Stored entries:

━━━━━━━━━━━━━━━━━━━━

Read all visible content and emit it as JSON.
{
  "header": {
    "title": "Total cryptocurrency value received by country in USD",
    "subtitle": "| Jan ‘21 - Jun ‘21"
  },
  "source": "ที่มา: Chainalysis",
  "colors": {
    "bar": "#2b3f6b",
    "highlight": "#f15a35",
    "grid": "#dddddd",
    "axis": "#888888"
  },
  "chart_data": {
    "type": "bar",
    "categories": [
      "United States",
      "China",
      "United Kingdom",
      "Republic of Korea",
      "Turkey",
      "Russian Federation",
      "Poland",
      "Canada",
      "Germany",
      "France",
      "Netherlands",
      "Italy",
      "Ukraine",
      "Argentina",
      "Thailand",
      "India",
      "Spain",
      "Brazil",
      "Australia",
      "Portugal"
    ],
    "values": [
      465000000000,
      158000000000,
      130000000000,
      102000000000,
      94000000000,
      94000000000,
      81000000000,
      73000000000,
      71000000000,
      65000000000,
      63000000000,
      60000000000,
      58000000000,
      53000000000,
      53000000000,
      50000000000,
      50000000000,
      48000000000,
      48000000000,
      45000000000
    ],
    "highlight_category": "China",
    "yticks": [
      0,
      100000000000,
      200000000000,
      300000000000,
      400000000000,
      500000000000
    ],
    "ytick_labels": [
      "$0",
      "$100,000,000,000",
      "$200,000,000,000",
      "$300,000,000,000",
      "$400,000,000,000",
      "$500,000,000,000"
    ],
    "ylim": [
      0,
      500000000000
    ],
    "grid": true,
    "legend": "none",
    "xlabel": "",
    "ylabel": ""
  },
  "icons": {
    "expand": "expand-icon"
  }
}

━━━━━━━━━━━━━━━━━━━━

▶ Instructions to follow
Write the material out again in its entirety, exactly as shown.

▶ Expected answer
Read all visible content and emit it as JSON.
{
  "header": {
    "title": "Total cryptocurrency value received by country in USD",
    "subtitle": "| Jan ‘21 - Jun ‘21"
  },
  "source": "ที่มา: Chainalysis",
  "colors": {
    "bar": "#2b3f6b",
    "highlight": "#f15a35",
    "grid": "#dddddd",
    "axis": "#888888"
  },
  "chart_data": {
    "type": "bar",
    "categories": [
      "United States",
      "China",
      "United Kingdom",
      "Republic of Korea",
      "Turkey",
      "Russian Federation",
      "Poland",
      "Canada",
      "Germany",
      "France",
      "Netherlands",
      "Italy",
      "Ukraine",
      "Argentina",
      "Thailand",
      "India",
      "Spain",
      "Brazil",
      "Australia",
      "Portugal"
    ],
    "values": [
      465000000000,
      158000000000,
      130000000000,
      102000000000,
      94000000000,
      94000000000,
      81000000000,
      73000000000,
      71000000000,
      65000000000,
      63000000000,
      60000000000,
      58000000000,
      53000000000,
      53000000000,
      50000000000,
      50000000000,
      48000000000,
      48000000000,
      45000000000
    ],
    "highlight_category": "China",
    "yticks": [
      0,
      100000000000,
      200000000000,
      300000000000,
      400000000000,
      500000000000
    ],
    "ytick_labels": [
      "$0",
      "$100,000,000,000",
      "$200,000,000,000",
      "$300,000,000,000",
      "$400,000,000,000",
      "$500,000,000,000"
    ],
    "ylim": [
      0,
      500000000000
    ],
    "grid": true,
    "legend": "none",
    "xlabel": "",
    "ylabel": ""
  },
  "icons": {
    "expand": "expand-icon"
  }
}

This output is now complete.